Given exercise –
Each record must be retyped in full. No character may differ.

** start of Data provided **

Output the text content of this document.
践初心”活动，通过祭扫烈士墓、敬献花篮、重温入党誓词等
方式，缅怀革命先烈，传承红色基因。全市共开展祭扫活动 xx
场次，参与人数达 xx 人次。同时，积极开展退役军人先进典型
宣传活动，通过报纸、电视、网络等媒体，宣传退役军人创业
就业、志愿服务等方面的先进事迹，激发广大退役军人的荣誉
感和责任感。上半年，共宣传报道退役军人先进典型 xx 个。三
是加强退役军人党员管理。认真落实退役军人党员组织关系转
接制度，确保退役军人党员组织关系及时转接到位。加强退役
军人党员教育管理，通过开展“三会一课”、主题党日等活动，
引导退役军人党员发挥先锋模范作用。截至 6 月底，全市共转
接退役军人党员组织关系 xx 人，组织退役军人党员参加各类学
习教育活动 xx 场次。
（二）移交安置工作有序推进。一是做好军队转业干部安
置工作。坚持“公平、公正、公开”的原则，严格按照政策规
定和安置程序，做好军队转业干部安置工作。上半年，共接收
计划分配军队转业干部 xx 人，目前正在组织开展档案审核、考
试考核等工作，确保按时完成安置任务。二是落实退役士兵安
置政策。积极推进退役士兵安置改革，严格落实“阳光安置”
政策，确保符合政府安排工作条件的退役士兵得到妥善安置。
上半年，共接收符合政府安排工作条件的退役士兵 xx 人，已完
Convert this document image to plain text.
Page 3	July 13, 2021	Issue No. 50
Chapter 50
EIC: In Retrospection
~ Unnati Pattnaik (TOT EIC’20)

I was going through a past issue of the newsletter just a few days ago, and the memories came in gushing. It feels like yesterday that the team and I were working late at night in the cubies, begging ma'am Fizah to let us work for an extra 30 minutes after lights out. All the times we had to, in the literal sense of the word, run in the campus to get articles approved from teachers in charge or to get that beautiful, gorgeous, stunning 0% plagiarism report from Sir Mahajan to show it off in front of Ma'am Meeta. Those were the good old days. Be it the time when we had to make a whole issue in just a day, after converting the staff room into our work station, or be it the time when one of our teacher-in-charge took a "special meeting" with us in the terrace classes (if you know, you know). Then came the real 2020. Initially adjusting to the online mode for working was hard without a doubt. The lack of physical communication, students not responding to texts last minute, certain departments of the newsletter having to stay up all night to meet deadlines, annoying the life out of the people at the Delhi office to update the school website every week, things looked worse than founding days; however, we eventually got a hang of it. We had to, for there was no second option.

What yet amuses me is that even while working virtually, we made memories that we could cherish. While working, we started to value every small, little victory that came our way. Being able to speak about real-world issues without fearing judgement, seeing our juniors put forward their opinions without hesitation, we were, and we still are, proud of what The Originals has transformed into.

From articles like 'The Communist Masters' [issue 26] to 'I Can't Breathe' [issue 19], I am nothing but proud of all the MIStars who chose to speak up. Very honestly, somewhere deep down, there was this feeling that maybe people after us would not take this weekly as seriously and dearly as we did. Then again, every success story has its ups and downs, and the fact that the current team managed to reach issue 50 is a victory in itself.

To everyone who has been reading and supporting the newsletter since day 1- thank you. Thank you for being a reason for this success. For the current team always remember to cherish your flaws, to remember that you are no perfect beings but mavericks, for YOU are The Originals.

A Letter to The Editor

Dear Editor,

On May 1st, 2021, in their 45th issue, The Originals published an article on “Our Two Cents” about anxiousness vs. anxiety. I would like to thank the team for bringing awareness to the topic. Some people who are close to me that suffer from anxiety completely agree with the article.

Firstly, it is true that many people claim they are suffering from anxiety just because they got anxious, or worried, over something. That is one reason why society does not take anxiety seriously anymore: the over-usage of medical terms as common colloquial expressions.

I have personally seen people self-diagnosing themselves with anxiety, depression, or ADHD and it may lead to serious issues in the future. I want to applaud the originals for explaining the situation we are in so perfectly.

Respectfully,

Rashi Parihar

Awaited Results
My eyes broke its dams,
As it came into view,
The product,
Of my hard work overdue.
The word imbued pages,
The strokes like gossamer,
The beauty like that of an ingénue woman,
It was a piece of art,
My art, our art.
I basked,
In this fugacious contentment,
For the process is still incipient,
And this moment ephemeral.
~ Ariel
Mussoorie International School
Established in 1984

** end of Data provided **

Written response –
Output the text content of this document.
践初心”活动，通过祭扫烈士墓、敬献花篮、重温入党誓词等
方式，缅怀革命先烈，传承红色基因。全市共开展祭扫活动 xx
场次，参与人数达 xx 人次。同时，积极开展退役军人先进典型
宣传活动，通过报纸、电视、网络等媒体，宣传退役军人创业
就业、志愿服务等方面的先进事迹，激发广大退役军人的荣誉
感和责任感。上半年，共宣传报道退役军人先进典型 xx 个。三
是加强退役军人党员管理。认真落实退役军人党员组织关系转
接制度，确保退役军人党员组织关系及时转接到位。加强退役
军人党员教育管理，通过开展“三会一课”、主题党日等活动，
引导退役军人党员发挥先锋模范作用。截至 6 月底，全市共转
接退役军人党员组织关系 xx 人，组织退役军人党员参加各类学
习教育活动 xx 场次。
（二）移交安置工作有序推进。一是做好军队转业干部安
置工作。坚持“公平、公正、公开”的原则，严格按照政策规
定和安置程序，做好军队转业干部安置工作。上半年，共接收
计划分配军队转业干部 xx 人，目前正在组织开展档案审核、考
试考核等工作，确保按时完成安置任务。二是落实退役士兵安
置政策。积极推进退役士兵安置改革，严格落实“阳光安置”
政策，确保符合政府安排工作条件的退役士兵得到妥善安置。
上半年，共接收符合政府安排工作条件的退役士兵 xx 人，已完
Convert this document image to plain text.
Page 3	July 13, 2021	Issue No. 50
Chapter 50
EIC: In Retrospection
~ Unnati Pattnaik (TOT EIC’20)

I was going through a past issue of the newsletter just a few days ago, and the memories came in gushing. It feels like yesterday that the team and I were working late at night in the cubies, begging ma'am Fizah to let us work for an extra 30 minutes after lights out. All the times we had to, in the literal sense of the word, run in the campus to get articles approved from teachers in charge or to get that beautiful, gorgeous, stunning 0% plagiarism report from Sir Mahajan to show it off in front of Ma'am Meeta. Those were the good old days. Be it the time when we had to make a whole issue in just a day, after converting the staff room into our work station, or be it the time when one of our teacher-in-charge took a "special meeting" with us in the terrace classes (if you know, you know). Then came the real 2020. Initially adjusting to the online mode for working was hard without a doubt. The lack of physical communication, students not responding to texts last minute, certain departments of the newsletter having to stay up all night to meet deadlines, annoying the life out of the people at the Delhi office to update the school website every week, things looked worse than founding days; however, we eventually got a hang of it. We had to, for there was no second option.

What yet amuses me is that even while working virtually, we made memories that we could cherish. While working, we started to value every small, little victory that came our way. Being able to speak about real-world issues without fearing judgement, seeing our juniors put forward their opinions without hesitation, we were, and we still are, proud of what The Originals has transformed into.

From articles like 'The Communist Masters' [issue 26] to 'I Can't Breathe' [issue 19], I am nothing but proud of all the MIStars who chose to speak up. Very honestly, somewhere deep down, there was this feeling that maybe people after us would not take this weekly as seriously and dearly as we did. Then again, every success story has its ups and downs, and the fact that the current team managed to reach issue 50 is a victory in itself.

To everyone who has been reading and supporting the newsletter since day 1- thank you. Thank you for being a reason for this success. For the current team always remember to cherish your flaws, to remember that you are no perfect beings but mavericks, for YOU are The Originals.

A Letter to The Editor

Dear Editor,

On May 1st, 2021, in their 45th issue, The Originals published an article on “Our Two Cents” about anxiousness vs. anxiety. I would like to thank the team for bringing awareness to the topic. Some people who are close to me that suffer from anxiety completely agree with the article.

Firstly, it is true that many people claim they are suffering from anxiety just because they got anxious, or worried, over something. That is one reason why society does not take anxiety seriously anymore: the over-usage of medical terms as common colloquial expressions.

I have personally seen people self-diagnosing themselves with anxiety, depression, or ADHD and it may lead to serious issues in the future. I want to applaud the originals for explaining the situation we are in so perfectly.

Respectfully,

Rashi Parihar

Awaited Results
My eyes broke its dams,
As it came into view,
The product,
Of my hard work overdue.
The word imbued pages,
The strokes like gossamer,
The beauty like that of an ingénue woman,
It was a piece of art,
My art, our art.
I basked,
In this fugacious contentment,
For the process is still incipient,
And this moment ephemeral.
~ Ariel
Mussoorie International School
Established in 1984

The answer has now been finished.